--- START INPUT ROWS ---
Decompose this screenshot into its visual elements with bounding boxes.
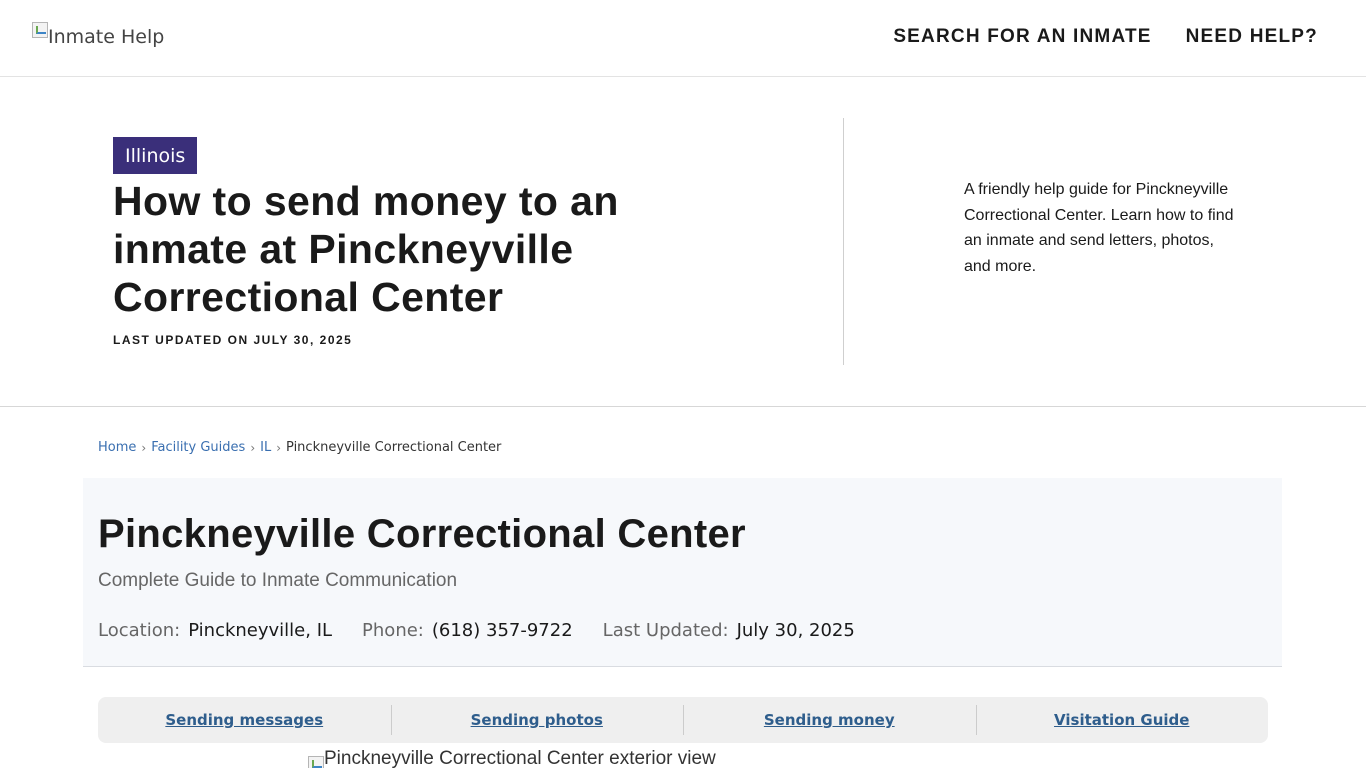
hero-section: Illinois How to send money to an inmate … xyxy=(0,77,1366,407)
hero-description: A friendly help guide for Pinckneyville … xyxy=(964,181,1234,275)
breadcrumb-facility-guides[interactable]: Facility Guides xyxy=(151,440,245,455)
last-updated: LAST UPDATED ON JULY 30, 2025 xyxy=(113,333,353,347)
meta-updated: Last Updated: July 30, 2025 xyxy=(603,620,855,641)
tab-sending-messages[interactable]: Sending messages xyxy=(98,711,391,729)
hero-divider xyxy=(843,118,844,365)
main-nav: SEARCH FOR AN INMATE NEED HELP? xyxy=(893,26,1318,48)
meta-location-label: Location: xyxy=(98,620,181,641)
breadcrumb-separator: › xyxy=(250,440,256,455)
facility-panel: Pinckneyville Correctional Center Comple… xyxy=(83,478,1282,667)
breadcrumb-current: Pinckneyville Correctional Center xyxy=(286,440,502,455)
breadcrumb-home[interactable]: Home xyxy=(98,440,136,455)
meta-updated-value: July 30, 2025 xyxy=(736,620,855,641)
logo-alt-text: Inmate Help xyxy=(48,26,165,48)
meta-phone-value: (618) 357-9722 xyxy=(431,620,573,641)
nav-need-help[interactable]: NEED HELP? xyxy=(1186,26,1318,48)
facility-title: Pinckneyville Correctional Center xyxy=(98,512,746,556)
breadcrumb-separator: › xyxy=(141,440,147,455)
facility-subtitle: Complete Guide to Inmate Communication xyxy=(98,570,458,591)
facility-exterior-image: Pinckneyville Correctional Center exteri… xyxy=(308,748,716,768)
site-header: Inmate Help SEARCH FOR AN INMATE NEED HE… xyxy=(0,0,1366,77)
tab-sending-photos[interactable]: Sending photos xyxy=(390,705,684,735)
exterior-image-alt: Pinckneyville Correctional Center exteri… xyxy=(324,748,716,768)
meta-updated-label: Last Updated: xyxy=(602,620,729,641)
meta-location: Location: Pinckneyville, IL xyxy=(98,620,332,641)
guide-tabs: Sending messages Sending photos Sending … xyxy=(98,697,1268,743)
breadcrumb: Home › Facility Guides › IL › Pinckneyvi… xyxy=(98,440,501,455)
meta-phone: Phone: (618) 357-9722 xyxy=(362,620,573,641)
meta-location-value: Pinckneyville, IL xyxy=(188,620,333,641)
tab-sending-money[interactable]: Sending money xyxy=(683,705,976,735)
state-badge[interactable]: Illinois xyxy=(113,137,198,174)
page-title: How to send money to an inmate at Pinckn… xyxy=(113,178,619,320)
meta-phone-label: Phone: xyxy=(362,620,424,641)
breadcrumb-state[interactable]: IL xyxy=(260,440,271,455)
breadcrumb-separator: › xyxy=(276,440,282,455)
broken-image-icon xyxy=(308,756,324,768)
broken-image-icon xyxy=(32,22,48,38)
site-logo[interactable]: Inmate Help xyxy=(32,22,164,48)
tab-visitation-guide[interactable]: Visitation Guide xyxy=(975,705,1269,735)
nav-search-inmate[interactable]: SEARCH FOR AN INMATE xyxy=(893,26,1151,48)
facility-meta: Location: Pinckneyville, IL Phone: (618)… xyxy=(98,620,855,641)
--- END INPUT ROWS ---
--- START INPUT ROWS ---
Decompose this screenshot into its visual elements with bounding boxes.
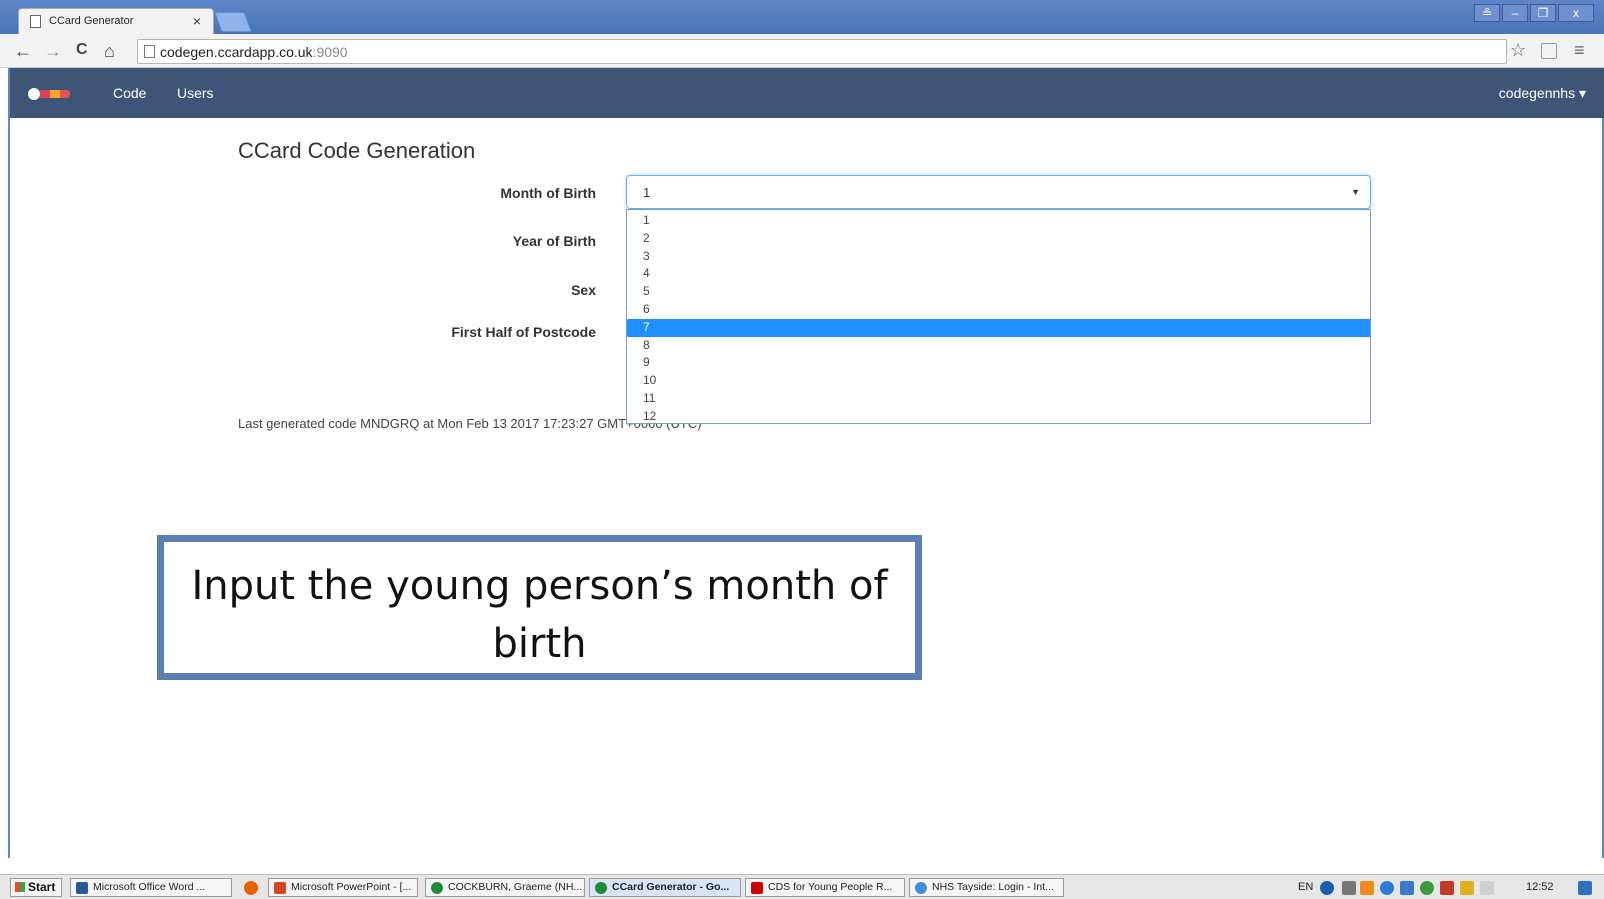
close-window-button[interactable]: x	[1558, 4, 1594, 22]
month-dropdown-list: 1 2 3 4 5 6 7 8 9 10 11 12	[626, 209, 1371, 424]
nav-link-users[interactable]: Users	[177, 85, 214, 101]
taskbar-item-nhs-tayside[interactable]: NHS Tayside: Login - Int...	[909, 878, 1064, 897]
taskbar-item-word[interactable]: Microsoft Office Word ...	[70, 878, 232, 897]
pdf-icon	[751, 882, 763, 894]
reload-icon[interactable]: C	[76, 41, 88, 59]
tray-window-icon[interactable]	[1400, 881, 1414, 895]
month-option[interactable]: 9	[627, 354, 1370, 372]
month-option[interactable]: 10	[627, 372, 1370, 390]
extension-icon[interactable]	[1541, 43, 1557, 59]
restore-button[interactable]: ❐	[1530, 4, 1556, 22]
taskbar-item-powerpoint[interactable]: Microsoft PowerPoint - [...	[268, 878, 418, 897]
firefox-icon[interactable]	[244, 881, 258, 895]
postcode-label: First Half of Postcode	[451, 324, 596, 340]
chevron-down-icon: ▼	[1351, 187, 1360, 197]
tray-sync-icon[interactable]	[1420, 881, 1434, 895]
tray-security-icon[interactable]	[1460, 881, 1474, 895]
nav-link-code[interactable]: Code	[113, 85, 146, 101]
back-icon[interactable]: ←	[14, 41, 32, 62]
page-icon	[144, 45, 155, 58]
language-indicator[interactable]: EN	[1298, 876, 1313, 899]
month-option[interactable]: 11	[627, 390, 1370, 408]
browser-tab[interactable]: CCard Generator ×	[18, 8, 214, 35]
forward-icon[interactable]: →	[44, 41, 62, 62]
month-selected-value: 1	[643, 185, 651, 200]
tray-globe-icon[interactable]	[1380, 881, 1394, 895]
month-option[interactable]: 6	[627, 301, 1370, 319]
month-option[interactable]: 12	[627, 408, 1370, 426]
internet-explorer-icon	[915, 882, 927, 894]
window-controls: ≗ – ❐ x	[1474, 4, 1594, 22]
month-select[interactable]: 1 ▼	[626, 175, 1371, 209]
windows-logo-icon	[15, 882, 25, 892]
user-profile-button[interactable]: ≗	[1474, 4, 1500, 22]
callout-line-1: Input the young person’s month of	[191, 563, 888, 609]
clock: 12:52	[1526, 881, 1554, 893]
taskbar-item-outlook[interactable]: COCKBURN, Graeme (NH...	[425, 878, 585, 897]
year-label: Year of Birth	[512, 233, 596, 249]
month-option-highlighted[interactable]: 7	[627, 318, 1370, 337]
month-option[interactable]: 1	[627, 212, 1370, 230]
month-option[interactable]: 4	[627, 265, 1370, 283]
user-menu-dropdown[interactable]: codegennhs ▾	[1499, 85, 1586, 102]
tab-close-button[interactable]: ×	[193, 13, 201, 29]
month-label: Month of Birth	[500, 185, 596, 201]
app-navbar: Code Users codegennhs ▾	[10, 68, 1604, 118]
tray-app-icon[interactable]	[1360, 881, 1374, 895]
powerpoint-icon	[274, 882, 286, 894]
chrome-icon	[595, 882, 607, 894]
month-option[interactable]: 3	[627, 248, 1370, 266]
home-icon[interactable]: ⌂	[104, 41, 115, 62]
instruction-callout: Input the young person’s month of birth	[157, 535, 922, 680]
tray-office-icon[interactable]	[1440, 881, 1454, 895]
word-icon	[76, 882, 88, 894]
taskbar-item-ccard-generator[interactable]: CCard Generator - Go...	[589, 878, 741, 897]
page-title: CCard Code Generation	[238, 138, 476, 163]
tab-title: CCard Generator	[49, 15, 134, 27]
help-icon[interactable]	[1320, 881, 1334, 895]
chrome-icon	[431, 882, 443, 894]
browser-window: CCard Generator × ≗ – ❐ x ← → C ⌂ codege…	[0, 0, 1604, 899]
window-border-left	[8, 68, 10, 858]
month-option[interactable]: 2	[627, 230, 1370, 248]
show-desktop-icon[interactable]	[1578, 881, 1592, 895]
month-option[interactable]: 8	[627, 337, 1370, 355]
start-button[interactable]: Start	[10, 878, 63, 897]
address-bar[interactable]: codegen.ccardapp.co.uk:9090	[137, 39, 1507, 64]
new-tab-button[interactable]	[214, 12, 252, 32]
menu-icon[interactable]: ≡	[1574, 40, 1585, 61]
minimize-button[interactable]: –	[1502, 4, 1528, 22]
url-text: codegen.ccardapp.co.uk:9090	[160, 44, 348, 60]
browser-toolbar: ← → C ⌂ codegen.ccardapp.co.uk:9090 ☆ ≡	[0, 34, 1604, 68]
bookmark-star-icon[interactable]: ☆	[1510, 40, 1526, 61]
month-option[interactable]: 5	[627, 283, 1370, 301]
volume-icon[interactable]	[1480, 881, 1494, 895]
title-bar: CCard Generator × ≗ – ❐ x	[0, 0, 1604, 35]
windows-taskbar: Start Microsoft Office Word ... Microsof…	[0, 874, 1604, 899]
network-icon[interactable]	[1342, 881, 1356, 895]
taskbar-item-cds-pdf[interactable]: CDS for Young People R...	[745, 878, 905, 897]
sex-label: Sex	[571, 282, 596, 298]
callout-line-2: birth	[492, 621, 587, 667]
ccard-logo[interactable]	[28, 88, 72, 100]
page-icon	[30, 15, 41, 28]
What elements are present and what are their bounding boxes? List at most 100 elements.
--- END INPUT ROWS ---
--- START INPUT ROWS ---
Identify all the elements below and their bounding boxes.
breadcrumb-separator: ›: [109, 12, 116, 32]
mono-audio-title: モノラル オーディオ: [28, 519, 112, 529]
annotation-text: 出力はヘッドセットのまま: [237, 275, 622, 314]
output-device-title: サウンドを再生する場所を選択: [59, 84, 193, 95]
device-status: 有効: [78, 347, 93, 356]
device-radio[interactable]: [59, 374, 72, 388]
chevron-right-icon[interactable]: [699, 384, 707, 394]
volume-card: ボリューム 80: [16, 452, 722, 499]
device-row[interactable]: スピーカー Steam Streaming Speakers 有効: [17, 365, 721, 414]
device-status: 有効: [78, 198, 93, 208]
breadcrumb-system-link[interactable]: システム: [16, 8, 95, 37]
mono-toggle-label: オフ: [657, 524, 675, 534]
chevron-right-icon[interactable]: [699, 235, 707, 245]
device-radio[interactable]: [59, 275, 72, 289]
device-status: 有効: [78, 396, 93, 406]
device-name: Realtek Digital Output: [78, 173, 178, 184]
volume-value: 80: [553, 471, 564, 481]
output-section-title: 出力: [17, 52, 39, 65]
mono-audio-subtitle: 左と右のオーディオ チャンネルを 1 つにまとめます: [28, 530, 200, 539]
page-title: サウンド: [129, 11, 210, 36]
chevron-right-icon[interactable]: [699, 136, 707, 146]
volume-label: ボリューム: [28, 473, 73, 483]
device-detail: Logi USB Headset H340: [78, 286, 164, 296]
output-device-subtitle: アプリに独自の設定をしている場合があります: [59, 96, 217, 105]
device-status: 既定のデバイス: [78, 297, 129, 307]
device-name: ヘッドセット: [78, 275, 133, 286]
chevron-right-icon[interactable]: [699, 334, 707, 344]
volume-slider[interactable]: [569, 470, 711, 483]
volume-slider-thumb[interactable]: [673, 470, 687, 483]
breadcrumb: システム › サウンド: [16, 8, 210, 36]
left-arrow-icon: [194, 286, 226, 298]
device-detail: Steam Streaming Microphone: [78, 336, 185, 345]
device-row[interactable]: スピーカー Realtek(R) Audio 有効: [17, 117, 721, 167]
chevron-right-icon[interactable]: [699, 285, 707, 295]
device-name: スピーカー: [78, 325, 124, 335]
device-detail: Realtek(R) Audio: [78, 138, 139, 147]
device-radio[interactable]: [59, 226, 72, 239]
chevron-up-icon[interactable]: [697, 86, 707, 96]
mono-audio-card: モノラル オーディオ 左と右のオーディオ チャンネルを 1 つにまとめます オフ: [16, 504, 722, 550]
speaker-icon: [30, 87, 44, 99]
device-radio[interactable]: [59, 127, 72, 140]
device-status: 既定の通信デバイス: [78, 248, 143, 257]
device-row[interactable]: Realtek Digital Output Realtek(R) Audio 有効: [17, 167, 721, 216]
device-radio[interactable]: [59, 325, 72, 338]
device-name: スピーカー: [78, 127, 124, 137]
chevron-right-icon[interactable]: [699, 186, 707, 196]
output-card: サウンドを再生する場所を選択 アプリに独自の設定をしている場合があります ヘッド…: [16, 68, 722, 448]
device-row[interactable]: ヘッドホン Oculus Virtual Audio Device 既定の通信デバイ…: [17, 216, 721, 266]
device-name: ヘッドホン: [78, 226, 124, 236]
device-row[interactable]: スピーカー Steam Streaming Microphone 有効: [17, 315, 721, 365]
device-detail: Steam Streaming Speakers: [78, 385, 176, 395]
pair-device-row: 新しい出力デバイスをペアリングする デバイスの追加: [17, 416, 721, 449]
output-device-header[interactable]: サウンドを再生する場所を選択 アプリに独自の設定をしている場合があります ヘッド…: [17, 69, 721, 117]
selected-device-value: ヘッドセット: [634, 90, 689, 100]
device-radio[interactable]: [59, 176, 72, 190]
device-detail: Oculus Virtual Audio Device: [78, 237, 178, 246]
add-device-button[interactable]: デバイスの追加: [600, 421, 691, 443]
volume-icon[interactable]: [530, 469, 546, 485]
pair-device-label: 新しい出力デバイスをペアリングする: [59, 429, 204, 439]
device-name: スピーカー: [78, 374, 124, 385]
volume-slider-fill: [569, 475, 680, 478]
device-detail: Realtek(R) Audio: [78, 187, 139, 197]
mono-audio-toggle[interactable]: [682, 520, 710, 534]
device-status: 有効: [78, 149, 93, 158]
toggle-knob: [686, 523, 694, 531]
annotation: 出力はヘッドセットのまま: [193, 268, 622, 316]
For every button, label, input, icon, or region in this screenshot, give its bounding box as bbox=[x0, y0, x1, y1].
--- END INPUT ROWS ---
Filter the data above down to the lines that contain the string "モノラル", and copy each of those lines in full.

mono-audio-title: モノラル オーディオ: [28, 519, 112, 529]
mono-audio-card: モノラル オーディオ 左と右のオーディオ チャンネルを 1 つにまとめます オフ: [16, 504, 722, 550]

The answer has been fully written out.